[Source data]
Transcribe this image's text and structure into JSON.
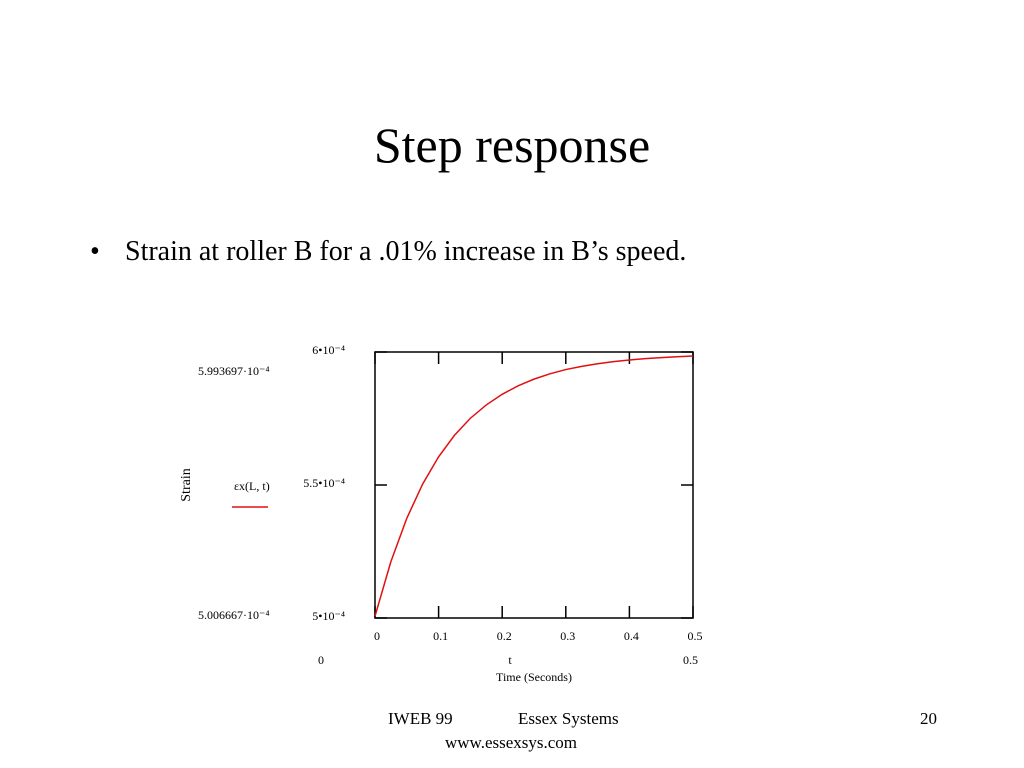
{
  "slide": {
    "title": "Step response",
    "bullet": "Strain at roller B for a .01% increase in B’s speed.",
    "footer_left": "IWEB 99",
    "footer_center": "Essex Systems",
    "footer_url": "www.essexsys.com",
    "page_number": "20"
  },
  "chart_data": {
    "type": "line",
    "x_label": "Time (Seconds)",
    "x_variable": "t",
    "y_label": "Strain",
    "annotations": [
      "5.993697·10⁻⁴",
      "5.006667·10⁻⁴",
      "0",
      "0.5"
    ],
    "x": [
      0,
      0.025,
      0.05,
      0.075,
      0.1,
      0.125,
      0.15,
      0.175,
      0.2,
      0.225,
      0.25,
      0.275,
      0.3,
      0.325,
      0.35,
      0.375,
      0.4,
      0.425,
      0.45,
      0.475,
      0.5
    ],
    "series": [
      {
        "name": "εx(L, t)",
        "color": "#e01010",
        "values": [
          0.0005007,
          0.0005212,
          0.0005375,
          0.0005504,
          0.0005606,
          0.0005687,
          0.0005751,
          0.0005801,
          0.0005841,
          0.0005873,
          0.0005898,
          0.0005918,
          0.0005934,
          0.0005946,
          0.0005956,
          0.0005964,
          0.000597,
          0.0005975,
          0.0005979,
          0.0005982,
          0.0005985
        ]
      }
    ],
    "xlim": [
      0,
      0.5
    ],
    "xticks": [
      0,
      0.1,
      0.2,
      0.3,
      0.4,
      0.5
    ],
    "ylim": [
      0.0005,
      0.0006
    ],
    "yticks": [
      {
        "value": 0.0005,
        "label": "5•10⁻⁴"
      },
      {
        "value": 0.00055,
        "label": "5.5•10⁻⁴"
      },
      {
        "value": 0.0006,
        "label": "6•10⁻⁴"
      }
    ],
    "grid": false
  }
}
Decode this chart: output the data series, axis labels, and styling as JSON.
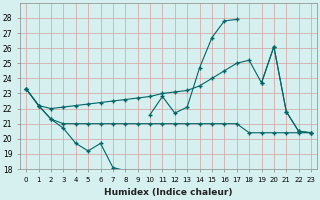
{
  "xlabel": "Humidex (Indice chaleur)",
  "bg_color": "#d6efef",
  "grid_color": "#c8e8e8",
  "line_color": "#006666",
  "xlim": [
    -0.5,
    23.5
  ],
  "ylim": [
    18,
    29
  ],
  "yticks": [
    18,
    19,
    20,
    21,
    22,
    23,
    24,
    25,
    26,
    27,
    28
  ],
  "xticks": [
    0,
    1,
    2,
    3,
    4,
    5,
    6,
    7,
    8,
    9,
    10,
    11,
    12,
    13,
    14,
    15,
    16,
    17,
    18,
    19,
    20,
    21,
    22,
    23
  ],
  "series": [
    {
      "x": [
        0,
        1,
        2,
        3,
        4,
        5,
        6,
        7,
        8,
        9,
        10,
        11,
        12,
        13,
        14,
        15,
        16,
        17,
        18,
        19,
        20,
        21,
        22,
        23
      ],
      "y": [
        23.3,
        22.2,
        21.3,
        20.7,
        19.7,
        19.2,
        19.7,
        18.1,
        17.9,
        null,
        21.6,
        22.8,
        21.7,
        22.1,
        24.7,
        26.7,
        27.8,
        27.9,
        null,
        23.7,
        26.1,
        21.8,
        20.5,
        20.4
      ]
    },
    {
      "x": [
        0,
        1,
        2,
        3,
        4,
        5,
        6,
        7,
        8,
        9,
        10,
        11,
        12,
        13,
        14,
        15,
        16,
        17,
        18,
        19,
        20,
        21,
        22,
        23
      ],
      "y": [
        23.3,
        22.2,
        21.3,
        21.0,
        21.0,
        21.0,
        21.0,
        21.0,
        21.0,
        21.0,
        21.0,
        21.0,
        21.0,
        21.0,
        21.0,
        21.0,
        21.0,
        21.0,
        20.4,
        20.4,
        20.4,
        20.4,
        20.4,
        20.4
      ]
    },
    {
      "x": [
        0,
        1,
        2,
        3,
        4,
        5,
        6,
        7,
        8,
        9,
        10,
        11,
        12,
        13,
        14,
        15,
        16,
        17,
        18,
        19,
        20,
        21,
        22,
        23
      ],
      "y": [
        23.3,
        22.2,
        22.0,
        22.1,
        22.2,
        22.3,
        22.4,
        22.5,
        22.6,
        22.7,
        22.8,
        23.0,
        23.1,
        23.2,
        23.5,
        24.0,
        24.5,
        25.0,
        25.2,
        23.7,
        26.1,
        21.8,
        20.5,
        20.4
      ]
    }
  ]
}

__Aim of the exercise__: Using the records above, output their complete text exactly, minus any images.

__Task response__:
Transcribe this image's text and structure into JSON.
{
  "slide": {
    "title": "Step response",
    "bullet": "Strain at roller B for a .01% increase in B’s speed.",
    "footer_left": "IWEB 99",
    "footer_center": "Essex Systems",
    "footer_url": "www.essexsys.com",
    "page_number": "20"
  },
  "chart_data": {
    "type": "line",
    "x_label": "Time (Seconds)",
    "x_variable": "t",
    "y_label": "Strain",
    "annotations": [
      "5.993697·10⁻⁴",
      "5.006667·10⁻⁴",
      "0",
      "0.5"
    ],
    "x": [
      0,
      0.025,
      0.05,
      0.075,
      0.1,
      0.125,
      0.15,
      0.175,
      0.2,
      0.225,
      0.25,
      0.275,
      0.3,
      0.325,
      0.35,
      0.375,
      0.4,
      0.425,
      0.45,
      0.475,
      0.5
    ],
    "series": [
      {
        "name": "εx(L, t)",
        "color": "#e01010",
        "values": [
          0.0005007,
          0.0005212,
          0.0005375,
          0.0005504,
          0.0005606,
          0.0005687,
          0.0005751,
          0.0005801,
          0.0005841,
          0.0005873,
          0.0005898,
          0.0005918,
          0.0005934,
          0.0005946,
          0.0005956,
          0.0005964,
          0.000597,
          0.0005975,
          0.0005979,
          0.0005982,
          0.0005985
        ]
      }
    ],
    "xlim": [
      0,
      0.5
    ],
    "xticks": [
      0,
      0.1,
      0.2,
      0.3,
      0.4,
      0.5
    ],
    "ylim": [
      0.0005,
      0.0006
    ],
    "yticks": [
      {
        "value": 0.0005,
        "label": "5•10⁻⁴"
      },
      {
        "value": 0.00055,
        "label": "5.5•10⁻⁴"
      },
      {
        "value": 0.0006,
        "label": "6•10⁻⁴"
      }
    ],
    "grid": false
  }
}
Decode this chart: output the data series, axis labels, and styling as JSON.
{
  "xlabel": "Humidex (Indice chaleur)",
  "bg_color": "#d6efef",
  "grid_color": "#c8e8e8",
  "line_color": "#006666",
  "xlim": [
    -0.5,
    23.5
  ],
  "ylim": [
    18,
    29
  ],
  "yticks": [
    18,
    19,
    20,
    21,
    22,
    23,
    24,
    25,
    26,
    27,
    28
  ],
  "xticks": [
    0,
    1,
    2,
    3,
    4,
    5,
    6,
    7,
    8,
    9,
    10,
    11,
    12,
    13,
    14,
    15,
    16,
    17,
    18,
    19,
    20,
    21,
    22,
    23
  ],
  "series": [
    {
      "x": [
        0,
        1,
        2,
        3,
        4,
        5,
        6,
        7,
        8,
        9,
        10,
        11,
        12,
        13,
        14,
        15,
        16,
        17,
        18,
        19,
        20,
        21,
        22,
        23
      ],
      "y": [
        23.3,
        22.2,
        21.3,
        20.7,
        19.7,
        19.2,
        19.7,
        18.1,
        17.9,
        null,
        21.6,
        22.8,
        21.7,
        22.1,
        24.7,
        26.7,
        27.8,
        27.9,
        null,
        23.7,
        26.1,
        21.8,
        20.5,
        20.4
      ]
    },
    {
      "x": [
        0,
        1,
        2,
        3,
        4,
        5,
        6,
        7,
        8,
        9,
        10,
        11,
        12,
        13,
        14,
        15,
        16,
        17,
        18,
        19,
        20,
        21,
        22,
        23
      ],
      "y": [
        23.3,
        22.2,
        21.3,
        21.0,
        21.0,
        21.0,
        21.0,
        21.0,
        21.0,
        21.0,
        21.0,
        21.0,
        21.0,
        21.0,
        21.0,
        21.0,
        21.0,
        21.0,
        20.4,
        20.4,
        20.4,
        20.4,
        20.4,
        20.4
      ]
    },
    {
      "x": [
        0,
        1,
        2,
        3,
        4,
        5,
        6,
        7,
        8,
        9,
        10,
        11,
        12,
        13,
        14,
        15,
        16,
        17,
        18,
        19,
        20,
        21,
        22,
        23
      ],
      "y": [
        23.3,
        22.2,
        22.0,
        22.1,
        22.2,
        22.3,
        22.4,
        22.5,
        22.6,
        22.7,
        22.8,
        23.0,
        23.1,
        23.2,
        23.5,
        24.0,
        24.5,
        25.0,
        25.2,
        23.7,
        26.1,
        21.8,
        20.5,
        20.4
      ]
    }
  ]
}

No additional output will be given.